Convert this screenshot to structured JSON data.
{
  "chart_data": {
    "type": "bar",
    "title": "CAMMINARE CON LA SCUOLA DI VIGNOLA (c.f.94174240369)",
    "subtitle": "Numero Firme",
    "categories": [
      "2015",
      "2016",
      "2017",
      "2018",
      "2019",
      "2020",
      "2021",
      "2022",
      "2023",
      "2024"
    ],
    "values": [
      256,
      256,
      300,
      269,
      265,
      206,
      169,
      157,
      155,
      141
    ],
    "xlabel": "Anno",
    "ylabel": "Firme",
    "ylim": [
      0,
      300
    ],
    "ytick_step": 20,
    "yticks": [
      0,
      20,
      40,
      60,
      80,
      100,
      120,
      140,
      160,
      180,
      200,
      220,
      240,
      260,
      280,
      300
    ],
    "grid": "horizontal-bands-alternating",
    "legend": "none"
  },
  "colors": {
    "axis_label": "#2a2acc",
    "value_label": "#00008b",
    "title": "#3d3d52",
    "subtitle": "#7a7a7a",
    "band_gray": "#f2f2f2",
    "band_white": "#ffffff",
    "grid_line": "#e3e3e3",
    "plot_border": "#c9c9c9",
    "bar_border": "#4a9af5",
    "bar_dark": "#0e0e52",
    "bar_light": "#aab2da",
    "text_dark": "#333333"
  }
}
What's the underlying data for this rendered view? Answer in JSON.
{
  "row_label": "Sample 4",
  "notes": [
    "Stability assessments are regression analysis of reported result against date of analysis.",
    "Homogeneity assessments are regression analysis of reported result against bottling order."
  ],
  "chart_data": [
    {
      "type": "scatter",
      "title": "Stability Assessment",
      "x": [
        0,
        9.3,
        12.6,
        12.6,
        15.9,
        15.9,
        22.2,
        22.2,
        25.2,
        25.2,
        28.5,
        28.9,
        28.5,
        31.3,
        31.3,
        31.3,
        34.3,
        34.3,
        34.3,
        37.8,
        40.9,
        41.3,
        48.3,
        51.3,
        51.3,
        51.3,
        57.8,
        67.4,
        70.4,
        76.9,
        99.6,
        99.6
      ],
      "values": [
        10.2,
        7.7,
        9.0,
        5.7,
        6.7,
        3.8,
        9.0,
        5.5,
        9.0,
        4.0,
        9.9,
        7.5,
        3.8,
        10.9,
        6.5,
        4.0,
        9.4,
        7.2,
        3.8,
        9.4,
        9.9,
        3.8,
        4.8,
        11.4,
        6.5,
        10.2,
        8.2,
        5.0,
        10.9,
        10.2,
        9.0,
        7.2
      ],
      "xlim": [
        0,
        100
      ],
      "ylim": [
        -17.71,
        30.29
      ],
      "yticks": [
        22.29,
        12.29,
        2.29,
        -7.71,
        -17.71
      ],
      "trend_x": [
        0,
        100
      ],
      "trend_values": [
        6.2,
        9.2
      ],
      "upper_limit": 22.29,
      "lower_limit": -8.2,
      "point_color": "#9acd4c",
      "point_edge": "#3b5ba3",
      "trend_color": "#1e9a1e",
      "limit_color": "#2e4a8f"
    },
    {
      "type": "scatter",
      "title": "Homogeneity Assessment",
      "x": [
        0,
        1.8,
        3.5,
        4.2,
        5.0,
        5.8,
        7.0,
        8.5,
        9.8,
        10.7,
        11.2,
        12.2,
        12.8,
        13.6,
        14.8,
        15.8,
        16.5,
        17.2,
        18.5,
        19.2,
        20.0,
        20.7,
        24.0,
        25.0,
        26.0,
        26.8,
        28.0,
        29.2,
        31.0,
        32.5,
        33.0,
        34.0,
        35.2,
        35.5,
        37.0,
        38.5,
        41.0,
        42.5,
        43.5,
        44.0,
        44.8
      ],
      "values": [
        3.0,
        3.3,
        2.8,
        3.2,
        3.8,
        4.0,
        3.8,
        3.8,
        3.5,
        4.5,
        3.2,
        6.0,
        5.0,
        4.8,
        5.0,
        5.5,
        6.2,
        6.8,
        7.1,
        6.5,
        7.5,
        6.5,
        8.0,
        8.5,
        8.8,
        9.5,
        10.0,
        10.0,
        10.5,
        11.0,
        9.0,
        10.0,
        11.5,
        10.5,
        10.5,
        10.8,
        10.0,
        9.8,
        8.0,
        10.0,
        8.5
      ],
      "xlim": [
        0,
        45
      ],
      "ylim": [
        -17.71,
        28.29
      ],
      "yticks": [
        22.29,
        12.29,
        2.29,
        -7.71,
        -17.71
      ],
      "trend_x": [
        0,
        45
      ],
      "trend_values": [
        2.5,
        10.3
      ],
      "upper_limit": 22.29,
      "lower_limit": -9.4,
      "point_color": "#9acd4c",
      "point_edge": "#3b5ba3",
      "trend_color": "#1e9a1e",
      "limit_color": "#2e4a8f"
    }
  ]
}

## EXERCISE TASK
Your task is to reproduce all of the records exactly.

## RESPONSE
Convert this screenshot to structured JSON data.
{
  "chart_data": {
    "type": "bar",
    "title": "CAMMINARE CON LA SCUOLA DI VIGNOLA (c.f.94174240369)",
    "subtitle": "Numero Firme",
    "categories": [
      "2015",
      "2016",
      "2017",
      "2018",
      "2019",
      "2020",
      "2021",
      "2022",
      "2023",
      "2024"
    ],
    "values": [
      256,
      256,
      300,
      269,
      265,
      206,
      169,
      157,
      155,
      141
    ],
    "xlabel": "Anno",
    "ylabel": "Firme",
    "ylim": [
      0,
      300
    ],
    "ytick_step": 20,
    "yticks": [
      0,
      20,
      40,
      60,
      80,
      100,
      120,
      140,
      160,
      180,
      200,
      220,
      240,
      260,
      280,
      300
    ],
    "grid": "horizontal-bands-alternating",
    "legend": "none"
  },
  "colors": {
    "axis_label": "#2a2acc",
    "value_label": "#00008b",
    "title": "#3d3d52",
    "subtitle": "#7a7a7a",
    "band_gray": "#f2f2f2",
    "band_white": "#ffffff",
    "grid_line": "#e3e3e3",
    "plot_border": "#c9c9c9",
    "bar_border": "#4a9af5",
    "bar_dark": "#0e0e52",
    "bar_light": "#aab2da",
    "text_dark": "#333333"
  }
}
What's the underlying data for this rendered view? Answer in JSON.
{
  "row_label": "Sample 4",
  "notes": [
    "Stability assessments are regression analysis of reported result against date of analysis.",
    "Homogeneity assessments are regression analysis of reported result against bottling order."
  ],
  "chart_data": [
    {
      "type": "scatter",
      "title": "Stability Assessment",
      "x": [
        0,
        9.3,
        12.6,
        12.6,
        15.9,
        15.9,
        22.2,
        22.2,
        25.2,
        25.2,
        28.5,
        28.9,
        28.5,
        31.3,
        31.3,
        31.3,
        34.3,
        34.3,
        34.3,
        37.8,
        40.9,
        41.3,
        48.3,
        51.3,
        51.3,
        51.3,
        57.8,
        67.4,
        70.4,
        76.9,
        99.6,
        99.6
      ],
      "values": [
        10.2,
        7.7,
        9.0,
        5.7,
        6.7,
        3.8,
        9.0,
        5.5,
        9.0,
        4.0,
        9.9,
        7.5,
        3.8,
        10.9,
        6.5,
        4.0,
        9.4,
        7.2,
        3.8,
        9.4,
        9.9,
        3.8,
        4.8,
        11.4,
        6.5,
        10.2,
        8.2,
        5.0,
        10.9,
        10.2,
        9.0,
        7.2
      ],
      "xlim": [
        0,
        100
      ],
      "ylim": [
        -17.71,
        30.29
      ],
      "yticks": [
        22.29,
        12.29,
        2.29,
        -7.71,
        -17.71
      ],
      "trend_x": [
        0,
        100
      ],
      "trend_values": [
        6.2,
        9.2
      ],
      "upper_limit": 22.29,
      "lower_limit": -8.2,
      "point_color": "#9acd4c",
      "point_edge": "#3b5ba3",
      "trend_color": "#1e9a1e",
      "limit_color": "#2e4a8f"
    },
    {
      "type": "scatter",
      "title": "Homogeneity Assessment",
      "x": [
        0,
        1.8,
        3.5,
        4.2,
        5.0,
        5.8,
        7.0,
        8.5,
        9.8,
        10.7,
        11.2,
        12.2,
        12.8,
        13.6,
        14.8,
        15.8,
        16.5,
        17.2,
        18.5,
        19.2,
        20.0,
        20.7,
        24.0,
        25.0,
        26.0,
        26.8,
        28.0,
        29.2,
        31.0,
        32.5,
        33.0,
        34.0,
        35.2,
        35.5,
        37.0,
        38.5,
        41.0,
        42.5,
        43.5,
        44.0,
        44.8
      ],
      "values": [
        3.0,
        3.3,
        2.8,
        3.2,
        3.8,
        4.0,
        3.8,
        3.8,
        3.5,
        4.5,
        3.2,
        6.0,
        5.0,
        4.8,
        5.0,
        5.5,
        6.2,
        6.8,
        7.1,
        6.5,
        7.5,
        6.5,
        8.0,
        8.5,
        8.8,
        9.5,
        10.0,
        10.0,
        10.5,
        11.0,
        9.0,
        10.0,
        11.5,
        10.5,
        10.5,
        10.8,
        10.0,
        9.8,
        8.0,
        10.0,
        8.5
      ],
      "xlim": [
        0,
        45
      ],
      "ylim": [
        -17.71,
        28.29
      ],
      "yticks": [
        22.29,
        12.29,
        2.29,
        -7.71,
        -17.71
      ],
      "trend_x": [
        0,
        45
      ],
      "trend_values": [
        2.5,
        10.3
      ],
      "upper_limit": 22.29,
      "lower_limit": -9.4,
      "point_color": "#9acd4c",
      "point_edge": "#3b5ba3",
      "trend_color": "#1e9a1e",
      "limit_color": "#2e4a8f"
    }
  ]
}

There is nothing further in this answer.